= Supplied material =

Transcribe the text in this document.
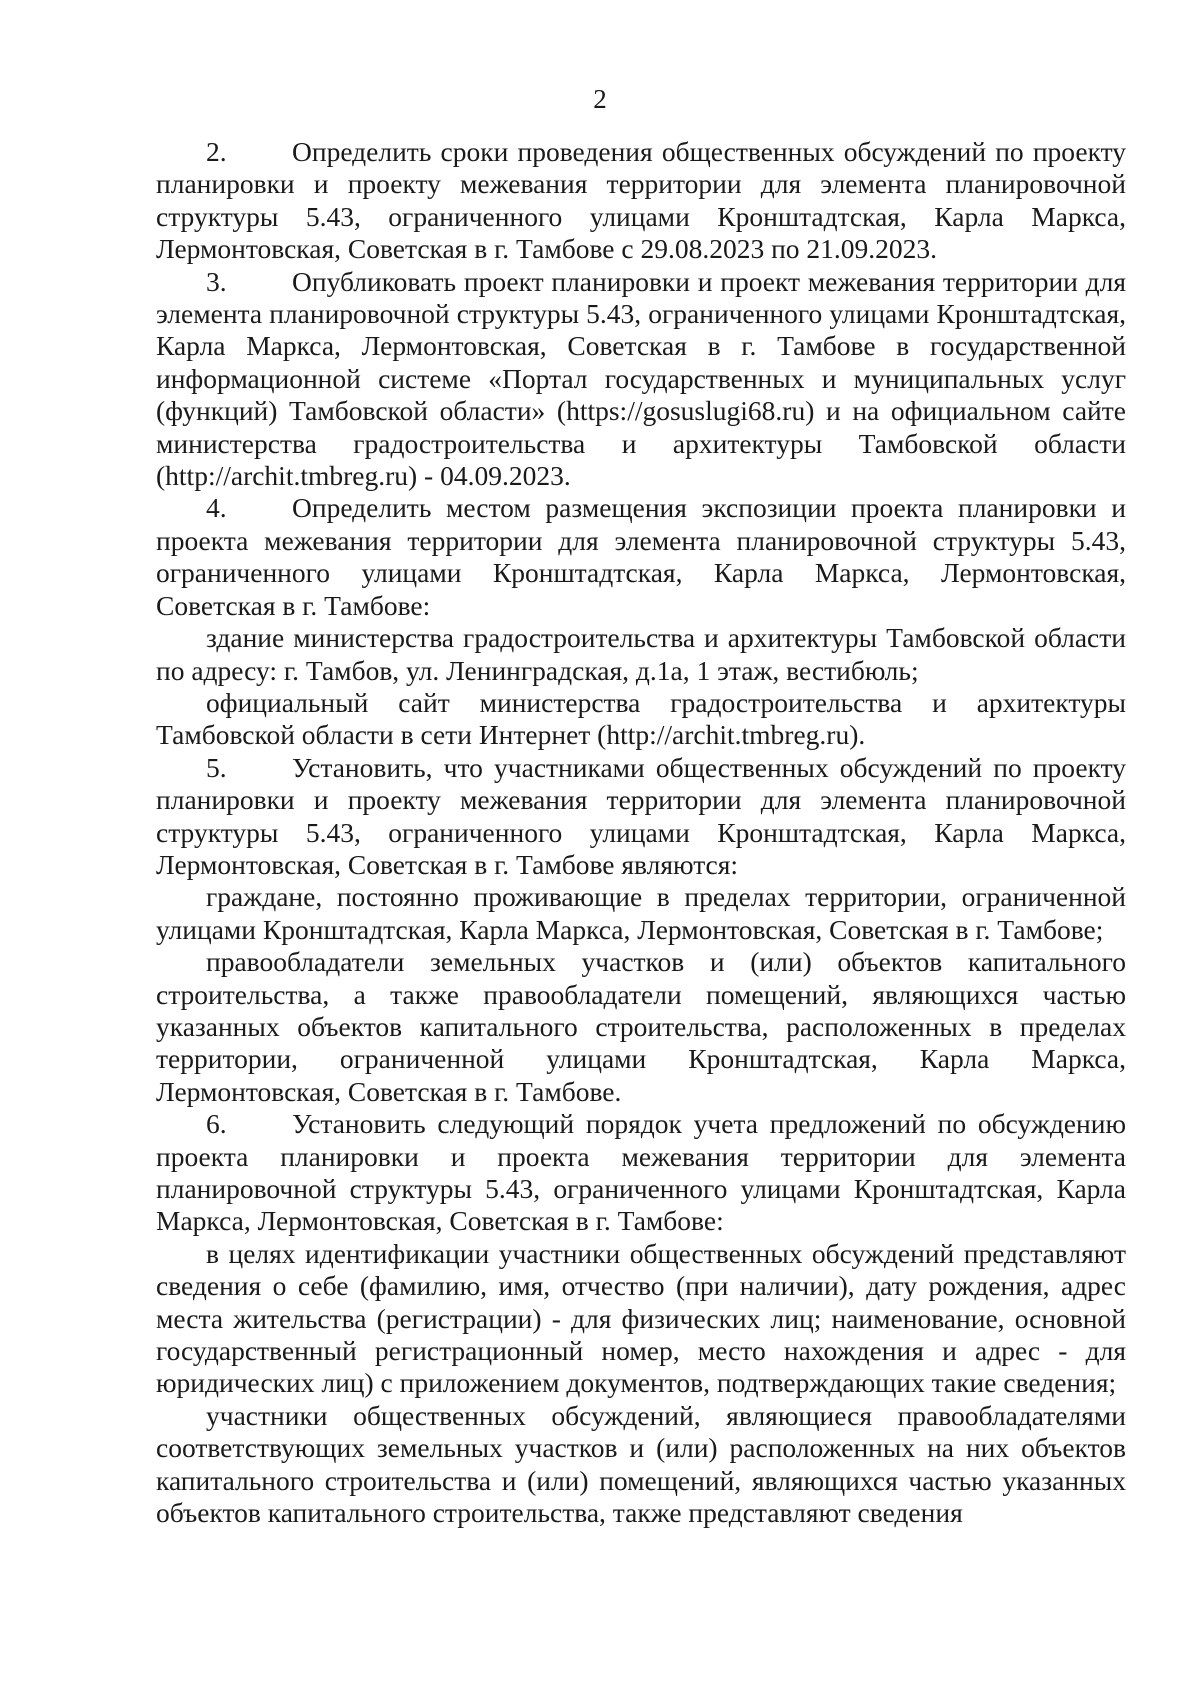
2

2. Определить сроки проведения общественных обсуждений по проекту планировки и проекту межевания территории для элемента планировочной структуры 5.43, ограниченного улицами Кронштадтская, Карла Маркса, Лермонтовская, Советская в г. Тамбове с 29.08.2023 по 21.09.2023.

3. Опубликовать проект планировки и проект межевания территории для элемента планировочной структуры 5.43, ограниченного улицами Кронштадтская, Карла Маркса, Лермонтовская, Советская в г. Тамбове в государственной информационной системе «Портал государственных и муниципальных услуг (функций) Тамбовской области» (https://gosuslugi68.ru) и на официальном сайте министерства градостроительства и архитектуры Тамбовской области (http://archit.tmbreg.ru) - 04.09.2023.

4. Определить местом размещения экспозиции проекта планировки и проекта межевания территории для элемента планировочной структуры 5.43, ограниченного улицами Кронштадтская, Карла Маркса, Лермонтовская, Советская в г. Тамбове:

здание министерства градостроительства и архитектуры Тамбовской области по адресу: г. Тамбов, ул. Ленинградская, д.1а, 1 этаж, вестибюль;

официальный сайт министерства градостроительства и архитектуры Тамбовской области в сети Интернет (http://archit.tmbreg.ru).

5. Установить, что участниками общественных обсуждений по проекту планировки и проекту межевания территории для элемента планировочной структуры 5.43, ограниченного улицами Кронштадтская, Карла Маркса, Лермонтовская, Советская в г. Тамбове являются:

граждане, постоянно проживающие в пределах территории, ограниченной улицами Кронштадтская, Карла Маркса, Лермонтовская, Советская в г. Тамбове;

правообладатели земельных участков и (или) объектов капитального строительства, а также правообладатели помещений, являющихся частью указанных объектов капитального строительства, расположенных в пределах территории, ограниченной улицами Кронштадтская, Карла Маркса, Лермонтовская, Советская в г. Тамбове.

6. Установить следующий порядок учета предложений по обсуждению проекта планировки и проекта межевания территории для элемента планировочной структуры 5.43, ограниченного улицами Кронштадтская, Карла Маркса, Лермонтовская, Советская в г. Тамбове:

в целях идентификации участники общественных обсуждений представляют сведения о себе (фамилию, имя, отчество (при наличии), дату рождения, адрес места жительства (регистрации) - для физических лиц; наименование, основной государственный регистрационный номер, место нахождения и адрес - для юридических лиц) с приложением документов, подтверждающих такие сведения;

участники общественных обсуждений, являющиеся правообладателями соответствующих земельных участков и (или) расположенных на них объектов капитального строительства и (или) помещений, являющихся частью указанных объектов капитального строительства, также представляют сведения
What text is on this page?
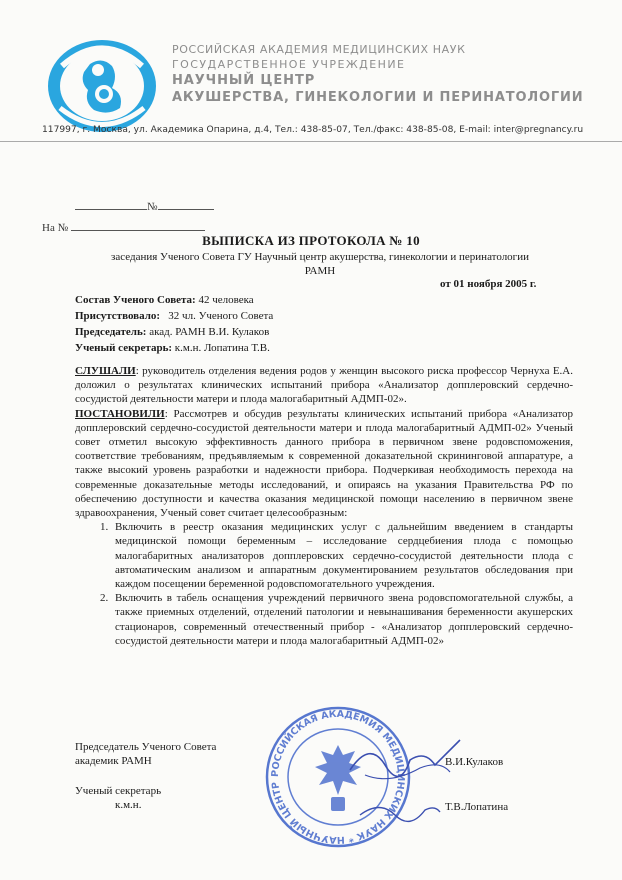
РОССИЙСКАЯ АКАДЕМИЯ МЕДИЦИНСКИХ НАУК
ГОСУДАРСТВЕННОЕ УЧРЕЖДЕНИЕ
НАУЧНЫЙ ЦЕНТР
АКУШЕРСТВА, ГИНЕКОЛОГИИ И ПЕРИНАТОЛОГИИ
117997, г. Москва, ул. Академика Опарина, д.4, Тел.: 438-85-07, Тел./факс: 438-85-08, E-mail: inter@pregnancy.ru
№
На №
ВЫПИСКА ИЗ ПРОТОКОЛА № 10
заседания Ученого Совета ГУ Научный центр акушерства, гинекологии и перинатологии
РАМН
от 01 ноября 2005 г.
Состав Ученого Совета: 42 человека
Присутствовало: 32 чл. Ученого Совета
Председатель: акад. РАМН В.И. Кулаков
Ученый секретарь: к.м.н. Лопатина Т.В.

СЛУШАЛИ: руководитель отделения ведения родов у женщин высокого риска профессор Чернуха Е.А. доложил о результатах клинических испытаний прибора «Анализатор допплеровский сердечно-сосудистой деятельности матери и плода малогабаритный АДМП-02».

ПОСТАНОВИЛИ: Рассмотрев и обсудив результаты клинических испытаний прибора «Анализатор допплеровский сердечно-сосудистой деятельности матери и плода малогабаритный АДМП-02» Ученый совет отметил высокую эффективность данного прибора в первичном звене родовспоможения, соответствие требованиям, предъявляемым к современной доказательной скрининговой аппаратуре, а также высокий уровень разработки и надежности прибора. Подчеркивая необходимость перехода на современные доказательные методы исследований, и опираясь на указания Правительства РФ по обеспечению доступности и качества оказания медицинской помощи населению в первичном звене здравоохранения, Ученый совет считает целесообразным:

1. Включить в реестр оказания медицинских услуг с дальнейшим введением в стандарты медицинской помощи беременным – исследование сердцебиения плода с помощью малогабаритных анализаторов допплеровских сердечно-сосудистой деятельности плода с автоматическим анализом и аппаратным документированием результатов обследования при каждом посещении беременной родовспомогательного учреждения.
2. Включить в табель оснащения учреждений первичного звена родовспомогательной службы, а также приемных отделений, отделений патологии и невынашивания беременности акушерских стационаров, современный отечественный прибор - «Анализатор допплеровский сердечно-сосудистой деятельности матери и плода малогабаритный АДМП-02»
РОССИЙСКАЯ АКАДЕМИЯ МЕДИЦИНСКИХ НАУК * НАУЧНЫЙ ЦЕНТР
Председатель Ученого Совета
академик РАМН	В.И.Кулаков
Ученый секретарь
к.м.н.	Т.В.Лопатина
--
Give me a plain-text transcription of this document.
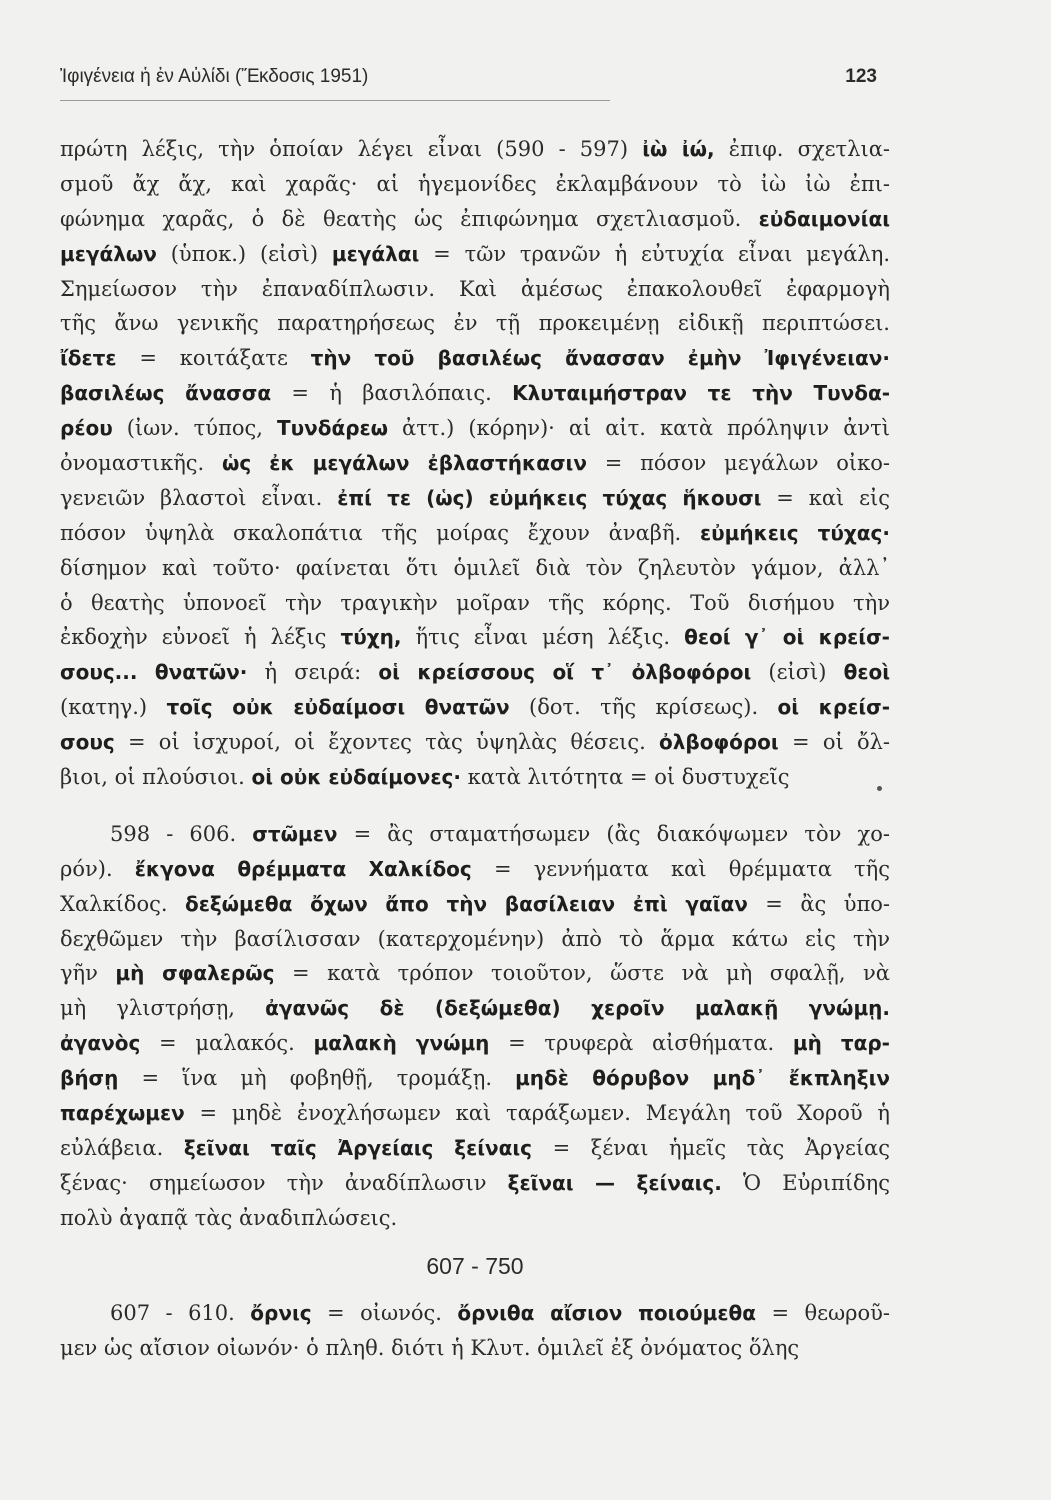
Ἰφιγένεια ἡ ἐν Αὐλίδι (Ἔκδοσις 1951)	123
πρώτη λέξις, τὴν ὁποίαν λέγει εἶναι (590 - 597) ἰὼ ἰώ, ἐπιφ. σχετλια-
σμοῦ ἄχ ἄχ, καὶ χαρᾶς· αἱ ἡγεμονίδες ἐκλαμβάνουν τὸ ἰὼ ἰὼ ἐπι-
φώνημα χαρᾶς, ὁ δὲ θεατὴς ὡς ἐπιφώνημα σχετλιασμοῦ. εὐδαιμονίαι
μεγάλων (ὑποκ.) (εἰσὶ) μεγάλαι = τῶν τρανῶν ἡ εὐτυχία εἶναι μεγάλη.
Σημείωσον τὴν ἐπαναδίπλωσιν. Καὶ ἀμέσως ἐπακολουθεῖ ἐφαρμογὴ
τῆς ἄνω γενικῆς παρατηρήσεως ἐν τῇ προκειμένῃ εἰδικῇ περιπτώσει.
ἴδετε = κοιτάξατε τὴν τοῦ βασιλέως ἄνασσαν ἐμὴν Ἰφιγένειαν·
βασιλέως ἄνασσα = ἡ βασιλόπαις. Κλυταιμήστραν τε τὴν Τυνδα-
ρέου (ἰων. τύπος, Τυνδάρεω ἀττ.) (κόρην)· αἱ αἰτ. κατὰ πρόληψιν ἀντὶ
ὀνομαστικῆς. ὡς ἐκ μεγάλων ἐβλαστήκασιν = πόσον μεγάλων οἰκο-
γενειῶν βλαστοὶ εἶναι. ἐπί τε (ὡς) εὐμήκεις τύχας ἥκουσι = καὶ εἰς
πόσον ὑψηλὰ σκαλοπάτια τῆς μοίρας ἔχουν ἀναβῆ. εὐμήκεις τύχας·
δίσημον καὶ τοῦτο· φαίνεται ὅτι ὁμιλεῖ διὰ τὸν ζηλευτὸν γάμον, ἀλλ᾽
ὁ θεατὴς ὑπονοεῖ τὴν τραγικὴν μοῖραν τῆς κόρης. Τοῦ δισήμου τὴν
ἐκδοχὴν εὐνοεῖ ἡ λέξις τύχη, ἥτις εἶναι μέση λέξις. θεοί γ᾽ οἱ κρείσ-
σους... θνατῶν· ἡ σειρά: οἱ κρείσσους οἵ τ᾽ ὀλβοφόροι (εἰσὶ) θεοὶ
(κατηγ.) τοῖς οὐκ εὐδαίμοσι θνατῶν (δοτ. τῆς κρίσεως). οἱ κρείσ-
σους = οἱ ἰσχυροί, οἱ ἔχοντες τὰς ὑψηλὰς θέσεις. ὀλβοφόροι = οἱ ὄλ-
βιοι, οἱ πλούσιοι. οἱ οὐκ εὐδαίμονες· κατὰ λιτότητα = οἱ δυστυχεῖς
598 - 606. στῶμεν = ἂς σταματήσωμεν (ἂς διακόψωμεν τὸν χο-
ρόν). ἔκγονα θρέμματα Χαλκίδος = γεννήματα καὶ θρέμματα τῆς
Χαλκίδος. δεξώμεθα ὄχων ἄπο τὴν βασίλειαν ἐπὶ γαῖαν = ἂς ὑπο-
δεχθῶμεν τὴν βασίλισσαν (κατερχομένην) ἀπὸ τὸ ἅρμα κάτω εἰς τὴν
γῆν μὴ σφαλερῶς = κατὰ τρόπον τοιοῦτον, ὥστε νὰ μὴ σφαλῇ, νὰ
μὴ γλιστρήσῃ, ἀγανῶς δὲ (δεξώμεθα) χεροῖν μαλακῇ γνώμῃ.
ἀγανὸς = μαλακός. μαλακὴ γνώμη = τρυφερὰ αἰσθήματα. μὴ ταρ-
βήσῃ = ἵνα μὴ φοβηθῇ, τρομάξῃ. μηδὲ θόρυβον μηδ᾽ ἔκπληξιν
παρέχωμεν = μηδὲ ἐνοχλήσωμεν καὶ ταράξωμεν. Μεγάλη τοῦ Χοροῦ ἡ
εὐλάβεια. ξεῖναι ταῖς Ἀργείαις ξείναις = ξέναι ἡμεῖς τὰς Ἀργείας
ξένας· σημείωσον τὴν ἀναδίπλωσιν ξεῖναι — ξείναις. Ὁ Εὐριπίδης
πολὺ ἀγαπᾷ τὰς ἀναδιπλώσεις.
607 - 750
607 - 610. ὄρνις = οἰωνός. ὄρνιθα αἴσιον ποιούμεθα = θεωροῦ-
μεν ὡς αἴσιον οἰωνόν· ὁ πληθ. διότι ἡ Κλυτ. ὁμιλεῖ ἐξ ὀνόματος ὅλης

= Exercise requirements =
Gather each line that holds "НАУК".

= The completed task =
РОССИЙСКАЯ АКАДЕМИЯ МЕДИЦИНСКИХ НАУК
РОССИЙСКАЯ АКАДЕМИЯ МЕДИЦИНСКИХ НАУК * НАУЧНЫЙ ЦЕНТР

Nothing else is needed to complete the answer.